** BEGIN ITEMS **
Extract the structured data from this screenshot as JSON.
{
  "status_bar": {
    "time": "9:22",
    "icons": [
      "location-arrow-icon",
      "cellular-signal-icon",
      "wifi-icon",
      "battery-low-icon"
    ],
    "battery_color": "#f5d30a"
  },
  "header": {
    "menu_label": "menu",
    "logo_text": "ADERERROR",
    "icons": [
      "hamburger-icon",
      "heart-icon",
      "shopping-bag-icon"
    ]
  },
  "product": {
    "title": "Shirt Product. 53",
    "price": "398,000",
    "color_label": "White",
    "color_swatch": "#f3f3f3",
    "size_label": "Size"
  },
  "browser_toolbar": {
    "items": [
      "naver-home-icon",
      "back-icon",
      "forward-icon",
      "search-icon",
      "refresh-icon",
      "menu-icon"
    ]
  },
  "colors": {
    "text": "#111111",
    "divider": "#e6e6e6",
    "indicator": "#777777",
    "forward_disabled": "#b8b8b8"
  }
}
** END ITEMS **
EXERCISE GOAL: Retype the whole listing above exactly.

WRITTEN SOLUTION:
Extract the structured data from this screenshot as JSON.
{
  "status_bar": {
    "time": "9:22",
    "icons": [
      "location-arrow-icon",
      "cellular-signal-icon",
      "wifi-icon",
      "battery-low-icon"
    ],
    "battery_color": "#f5d30a"
  },
  "header": {
    "menu_label": "menu",
    "logo_text": "ADERERROR",
    "icons": [
      "hamburger-icon",
      "heart-icon",
      "shopping-bag-icon"
    ]
  },
  "product": {
    "title": "Shirt Product. 53",
    "price": "398,000",
    "color_label": "White",
    "color_swatch": "#f3f3f3",
    "size_label": "Size"
  },
  "browser_toolbar": {
    "items": [
      "naver-home-icon",
      "back-icon",
      "forward-icon",
      "search-icon",
      "refresh-icon",
      "menu-icon"
    ]
  },
  "colors": {
    "text": "#111111",
    "divider": "#e6e6e6",
    "indicator": "#777777",
    "forward_disabled": "#b8b8b8"
  }
}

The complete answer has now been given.